▸ Requirements:
Reproduce every line of the material below word for word, leaving out the pictures.
──────── Dataset records ────────
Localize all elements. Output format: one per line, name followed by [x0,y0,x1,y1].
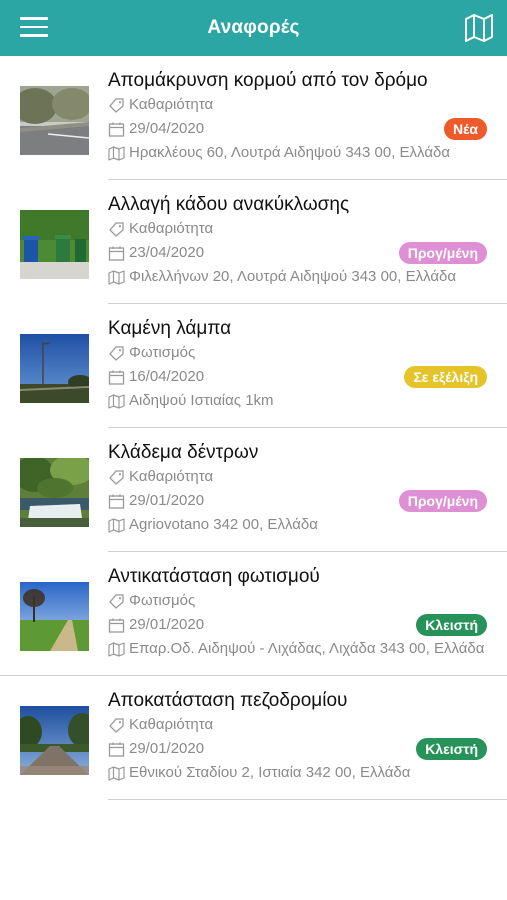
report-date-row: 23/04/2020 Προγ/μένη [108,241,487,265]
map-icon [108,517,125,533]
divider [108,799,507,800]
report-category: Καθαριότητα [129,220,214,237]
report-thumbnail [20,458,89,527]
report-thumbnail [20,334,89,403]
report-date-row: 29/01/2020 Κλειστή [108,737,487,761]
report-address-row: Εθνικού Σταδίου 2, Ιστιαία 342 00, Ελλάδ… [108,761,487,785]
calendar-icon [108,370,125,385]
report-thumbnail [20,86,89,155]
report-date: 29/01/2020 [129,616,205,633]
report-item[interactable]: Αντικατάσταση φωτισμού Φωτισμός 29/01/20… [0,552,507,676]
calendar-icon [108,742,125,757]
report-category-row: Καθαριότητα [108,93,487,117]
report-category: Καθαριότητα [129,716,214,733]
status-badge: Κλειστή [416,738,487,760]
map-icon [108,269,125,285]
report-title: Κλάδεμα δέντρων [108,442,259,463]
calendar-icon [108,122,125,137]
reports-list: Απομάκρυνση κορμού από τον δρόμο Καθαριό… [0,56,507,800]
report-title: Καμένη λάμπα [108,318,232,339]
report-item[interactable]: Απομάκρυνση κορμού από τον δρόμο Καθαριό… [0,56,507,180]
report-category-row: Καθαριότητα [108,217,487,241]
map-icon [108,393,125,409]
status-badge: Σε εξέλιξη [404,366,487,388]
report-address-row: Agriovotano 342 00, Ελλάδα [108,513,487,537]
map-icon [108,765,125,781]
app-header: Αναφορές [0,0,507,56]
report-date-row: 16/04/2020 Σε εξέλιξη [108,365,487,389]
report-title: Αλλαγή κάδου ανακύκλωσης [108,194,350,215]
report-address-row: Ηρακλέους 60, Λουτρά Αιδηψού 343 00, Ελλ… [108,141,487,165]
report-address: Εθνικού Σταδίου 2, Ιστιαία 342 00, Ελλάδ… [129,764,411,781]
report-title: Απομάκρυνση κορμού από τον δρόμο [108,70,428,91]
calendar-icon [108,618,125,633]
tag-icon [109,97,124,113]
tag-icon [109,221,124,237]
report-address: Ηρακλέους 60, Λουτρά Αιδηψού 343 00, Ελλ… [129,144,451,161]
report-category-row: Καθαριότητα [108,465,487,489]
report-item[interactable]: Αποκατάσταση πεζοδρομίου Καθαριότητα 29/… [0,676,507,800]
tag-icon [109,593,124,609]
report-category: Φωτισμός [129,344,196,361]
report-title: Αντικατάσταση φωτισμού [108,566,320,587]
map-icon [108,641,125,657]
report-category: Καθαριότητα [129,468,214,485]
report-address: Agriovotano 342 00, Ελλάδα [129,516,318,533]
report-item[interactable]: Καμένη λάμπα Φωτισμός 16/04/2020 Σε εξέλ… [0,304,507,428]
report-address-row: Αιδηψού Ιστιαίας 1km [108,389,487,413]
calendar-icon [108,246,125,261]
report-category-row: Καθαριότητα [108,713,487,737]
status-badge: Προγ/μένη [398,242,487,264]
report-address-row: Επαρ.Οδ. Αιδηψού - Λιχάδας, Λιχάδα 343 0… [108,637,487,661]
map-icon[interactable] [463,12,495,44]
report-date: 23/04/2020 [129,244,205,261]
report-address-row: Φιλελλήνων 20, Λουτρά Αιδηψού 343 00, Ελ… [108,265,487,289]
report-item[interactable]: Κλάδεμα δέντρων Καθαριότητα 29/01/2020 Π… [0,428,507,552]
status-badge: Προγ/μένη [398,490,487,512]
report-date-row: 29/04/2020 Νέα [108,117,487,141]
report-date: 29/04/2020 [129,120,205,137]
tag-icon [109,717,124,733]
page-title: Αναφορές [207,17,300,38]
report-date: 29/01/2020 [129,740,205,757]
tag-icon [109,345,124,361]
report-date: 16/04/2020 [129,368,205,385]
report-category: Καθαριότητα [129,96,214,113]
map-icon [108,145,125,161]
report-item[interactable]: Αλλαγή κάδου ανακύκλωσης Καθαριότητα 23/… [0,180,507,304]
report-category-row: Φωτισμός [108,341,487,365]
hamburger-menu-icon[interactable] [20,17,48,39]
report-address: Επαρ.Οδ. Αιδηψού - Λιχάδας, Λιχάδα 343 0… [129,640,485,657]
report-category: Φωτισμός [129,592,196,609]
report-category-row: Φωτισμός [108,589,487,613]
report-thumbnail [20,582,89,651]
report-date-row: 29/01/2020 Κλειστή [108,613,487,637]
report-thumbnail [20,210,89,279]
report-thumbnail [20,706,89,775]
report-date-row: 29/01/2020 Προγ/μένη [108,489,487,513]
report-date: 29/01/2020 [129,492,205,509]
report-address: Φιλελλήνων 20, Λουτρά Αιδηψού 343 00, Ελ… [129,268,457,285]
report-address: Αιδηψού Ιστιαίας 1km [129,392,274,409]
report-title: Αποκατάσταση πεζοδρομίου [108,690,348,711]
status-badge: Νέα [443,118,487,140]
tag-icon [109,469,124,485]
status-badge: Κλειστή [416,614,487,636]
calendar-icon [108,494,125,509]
────────
▸ The answer:
Localize all elements. Output format: one per line, name followed by [x0,y0,x1,y1].
report-date-row: 23/04/2020 Προγ/μένη [108,241,487,265]
map-icon [108,517,125,533]
divider [108,799,507,800]
report-category: Καθαριότητα [129,220,214,237]
report-thumbnail [20,458,89,527]
report-thumbnail [20,334,89,403]
report-date-row: 29/01/2020 Κλειστή [108,737,487,761]
report-address-row: Εθνικού Σταδίου 2, Ιστιαία 342 00, Ελλάδ… [108,761,487,785]
calendar-icon [108,370,125,385]
report-thumbnail [20,86,89,155]
report-date: 29/01/2020 [129,616,205,633]
report-item[interactable]: Αντικατάσταση φωτισμού Φωτισμός 29/01/20… [0,552,507,676]
calendar-icon [108,742,125,757]
report-category-row: Καθαριότητα [108,93,487,117]
report-category: Καθαριότητα [129,716,214,733]
status-badge: Κλειστή [416,738,487,760]
map-icon [108,269,125,285]
report-title: Κλάδεμα δέντρων [108,442,259,463]
calendar-icon [108,122,125,137]
reports-list: Απομάκρυνση κορμού από τον δρόμο Καθαριό… [0,56,507,800]
report-title: Καμένη λάμπα [108,318,232,339]
report-item[interactable]: Απομάκρυνση κορμού από τον δρόμο Καθαριό… [0,56,507,180]
report-category-row: Καθαριότητα [108,217,487,241]
map-icon [108,393,125,409]
status-badge: Σε εξέλιξη [404,366,487,388]
report-address-row: Agriovotano 342 00, Ελλάδα [108,513,487,537]
map-icon [108,765,125,781]
app-header: Αναφορές [0,0,507,56]
report-date-row: 16/04/2020 Σε εξέλιξη [108,365,487,389]
report-title: Αλλαγή κάδου ανακύκλωσης [108,194,350,215]
report-address-row: Ηρακλέους 60, Λουτρά Αιδηψού 343 00, Ελλ… [108,141,487,165]
report-address: Εθνικού Σταδίου 2, Ιστιαία 342 00, Ελλάδ… [129,764,411,781]
report-title: Απομάκρυνση κορμού από τον δρόμο [108,70,428,91]
calendar-icon [108,618,125,633]
tag-icon [109,97,124,113]
tag-icon [109,221,124,237]
report-address: Ηρακλέους 60, Λουτρά Αιδηψού 343 00, Ελλ… [129,144,451,161]
report-category-row: Καθαριότητα [108,465,487,489]
report-item[interactable]: Αποκατάσταση πεζοδρομίου Καθαριότητα 29/… [0,676,507,800]
tag-icon [109,593,124,609]
report-category: Φωτισμός [129,344,196,361]
report-title: Αντικατάσταση φωτισμού [108,566,320,587]
map-icon [108,641,125,657]
report-category: Καθαριότητα [129,468,214,485]
report-address: Agriovotano 342 00, Ελλάδα [129,516,318,533]
report-item[interactable]: Καμένη λάμπα Φωτισμός 16/04/2020 Σε εξέλ… [0,304,507,428]
report-address-row: Αιδηψού Ιστιαίας 1km [108,389,487,413]
calendar-icon [108,246,125,261]
report-category-row: Καθαριότητα [108,713,487,737]
status-badge: Προγ/μένη [398,242,487,264]
report-address-row: Επαρ.Οδ. Αιδηψού - Λιχάδας, Λιχάδα 343 0… [108,637,487,661]
map-icon[interactable] [463,12,495,44]
report-date: 23/04/2020 [129,244,205,261]
report-address-row: Φιλελλήνων 20, Λουτρά Αιδηψού 343 00, Ελ… [108,265,487,289]
report-item[interactable]: Κλάδεμα δέντρων Καθαριότητα 29/01/2020 Π… [0,428,507,552]
status-badge: Προγ/μένη [398,490,487,512]
report-date-row: 29/04/2020 Νέα [108,117,487,141]
report-date: 29/04/2020 [129,120,205,137]
tag-icon [109,717,124,733]
page-title: Αναφορές [207,17,300,38]
report-date: 29/01/2020 [129,740,205,757]
tag-icon [109,345,124,361]
report-date: 16/04/2020 [129,368,205,385]
report-category: Καθαριότητα [129,96,214,113]
map-icon [108,145,125,161]
report-item[interactable]: Αλλαγή κάδου ανακύκλωσης Καθαριότητα 23/… [0,180,507,304]
report-category-row: Φωτισμός [108,341,487,365]
hamburger-menu-icon[interactable] [20,17,48,39]
report-address: Επαρ.Οδ. Αιδηψού - Λιχάδας, Λιχάδα 343 0… [129,640,485,657]
report-category: Φωτισμός [129,592,196,609]
report-category-row: Φωτισμός [108,589,487,613]
report-thumbnail [20,582,89,651]
report-date-row: 29/01/2020 Κλειστή [108,613,487,637]
report-thumbnail [20,210,89,279]
report-thumbnail [20,706,89,775]
report-date-row: 29/01/2020 Προγ/μένη [108,489,487,513]
report-date: 29/01/2020 [129,492,205,509]
report-address: Φιλελλήνων 20, Λουτρά Αιδηψού 343 00, Ελ… [129,268,457,285]
report-address: Αιδηψού Ιστιαίας 1km [129,392,274,409]
report-title: Αποκατάσταση πεζοδρομίου [108,690,348,711]
status-badge: Νέα [443,118,487,140]
tag-icon [109,469,124,485]
status-badge: Κλειστή [416,614,487,636]
calendar-icon [108,494,125,509]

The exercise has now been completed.